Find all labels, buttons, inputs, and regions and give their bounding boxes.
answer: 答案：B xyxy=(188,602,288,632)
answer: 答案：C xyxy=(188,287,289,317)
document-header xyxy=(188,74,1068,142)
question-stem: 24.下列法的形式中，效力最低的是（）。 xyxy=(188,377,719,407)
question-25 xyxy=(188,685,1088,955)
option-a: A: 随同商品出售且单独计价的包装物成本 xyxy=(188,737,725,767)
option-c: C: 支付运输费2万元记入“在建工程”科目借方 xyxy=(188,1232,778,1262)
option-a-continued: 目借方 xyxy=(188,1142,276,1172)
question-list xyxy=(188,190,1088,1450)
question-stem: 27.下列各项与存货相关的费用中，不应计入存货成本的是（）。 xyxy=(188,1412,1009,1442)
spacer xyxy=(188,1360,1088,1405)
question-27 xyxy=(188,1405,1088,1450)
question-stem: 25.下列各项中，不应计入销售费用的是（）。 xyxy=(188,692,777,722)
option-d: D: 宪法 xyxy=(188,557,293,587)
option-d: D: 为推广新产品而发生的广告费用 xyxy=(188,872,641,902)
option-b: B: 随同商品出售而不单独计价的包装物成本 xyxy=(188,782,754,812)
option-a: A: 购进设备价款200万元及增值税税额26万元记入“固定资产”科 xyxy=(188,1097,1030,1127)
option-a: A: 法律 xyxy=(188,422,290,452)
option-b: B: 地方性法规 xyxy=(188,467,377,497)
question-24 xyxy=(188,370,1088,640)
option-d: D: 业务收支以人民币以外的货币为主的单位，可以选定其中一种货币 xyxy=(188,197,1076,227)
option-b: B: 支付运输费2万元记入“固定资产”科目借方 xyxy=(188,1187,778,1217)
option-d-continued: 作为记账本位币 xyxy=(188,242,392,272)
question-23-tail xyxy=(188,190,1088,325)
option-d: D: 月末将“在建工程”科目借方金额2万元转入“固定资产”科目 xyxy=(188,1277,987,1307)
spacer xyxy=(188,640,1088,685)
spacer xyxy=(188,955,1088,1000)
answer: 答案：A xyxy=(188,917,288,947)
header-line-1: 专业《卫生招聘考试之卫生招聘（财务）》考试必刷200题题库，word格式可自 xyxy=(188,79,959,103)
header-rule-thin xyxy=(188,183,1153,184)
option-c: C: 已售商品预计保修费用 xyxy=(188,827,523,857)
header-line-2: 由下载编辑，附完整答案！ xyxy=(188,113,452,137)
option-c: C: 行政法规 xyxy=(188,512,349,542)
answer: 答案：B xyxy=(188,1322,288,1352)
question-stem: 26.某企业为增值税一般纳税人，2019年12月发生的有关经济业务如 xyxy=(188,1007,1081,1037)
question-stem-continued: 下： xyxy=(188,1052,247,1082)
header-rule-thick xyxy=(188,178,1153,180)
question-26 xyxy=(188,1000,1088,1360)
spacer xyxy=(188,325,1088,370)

________________________

§ OBJETIVO DE LA TAREA
Copia al pie de la letra cada línea de los registros anteriores, de principio a fin y sin omitir ninguna.

§ SOLUCIÓN
Find all labels, buttons, inputs, and regions and give their bounding boxes.
answer: 答案：B xyxy=(188,602,288,632)
answer: 答案：C xyxy=(188,287,289,317)
document-header xyxy=(188,74,1068,142)
question-stem: 24.下列法的形式中，效力最低的是（）。 xyxy=(188,377,719,407)
question-25 xyxy=(188,685,1088,955)
option-a: A: 随同商品出售且单独计价的包装物成本 xyxy=(188,737,725,767)
option-c: C: 支付运输费2万元记入“在建工程”科目借方 xyxy=(188,1232,778,1262)
option-a-continued: 目借方 xyxy=(188,1142,276,1172)
question-list xyxy=(188,190,1088,1450)
question-stem: 27.下列各项与存货相关的费用中，不应计入存货成本的是（）。 xyxy=(188,1412,1009,1442)
spacer xyxy=(188,1360,1088,1405)
question-27 xyxy=(188,1405,1088,1450)
question-stem: 25.下列各项中，不应计入销售费用的是（）。 xyxy=(188,692,777,722)
option-d: D: 宪法 xyxy=(188,557,293,587)
option-d: D: 为推广新产品而发生的广告费用 xyxy=(188,872,641,902)
option-b: B: 随同商品出售而不单独计价的包装物成本 xyxy=(188,782,754,812)
option-a: A: 购进设备价款200万元及增值税税额26万元记入“固定资产”科 xyxy=(188,1097,1030,1127)
option-a: A: 法律 xyxy=(188,422,290,452)
option-b: B: 地方性法规 xyxy=(188,467,377,497)
question-24 xyxy=(188,370,1088,640)
option-d: D: 业务收支以人民币以外的货币为主的单位，可以选定其中一种货币 xyxy=(188,197,1076,227)
option-b: B: 支付运输费2万元记入“固定资产”科目借方 xyxy=(188,1187,778,1217)
option-d-continued: 作为记账本位币 xyxy=(188,242,392,272)
question-23-tail xyxy=(188,190,1088,325)
option-d: D: 月末将“在建工程”科目借方金额2万元转入“固定资产”科目 xyxy=(188,1277,987,1307)
spacer xyxy=(188,640,1088,685)
spacer xyxy=(188,955,1088,1000)
answer: 答案：A xyxy=(188,917,288,947)
header-line-1: 专业《卫生招聘考试之卫生招聘（财务）》考试必刷200题题库，word格式可自 xyxy=(188,79,959,103)
header-rule-thin xyxy=(188,183,1153,184)
option-c: C: 已售商品预计保修费用 xyxy=(188,827,523,857)
header-line-2: 由下载编辑，附完整答案！ xyxy=(188,113,452,137)
option-c: C: 行政法规 xyxy=(188,512,349,542)
answer: 答案：B xyxy=(188,1322,288,1352)
question-stem: 26.某企业为增值税一般纳税人，2019年12月发生的有关经济业务如 xyxy=(188,1007,1081,1037)
question-stem-continued: 下： xyxy=(188,1052,247,1082)
header-rule-thick xyxy=(188,178,1153,180)
question-26 xyxy=(188,1000,1088,1360)
spacer xyxy=(188,325,1088,370)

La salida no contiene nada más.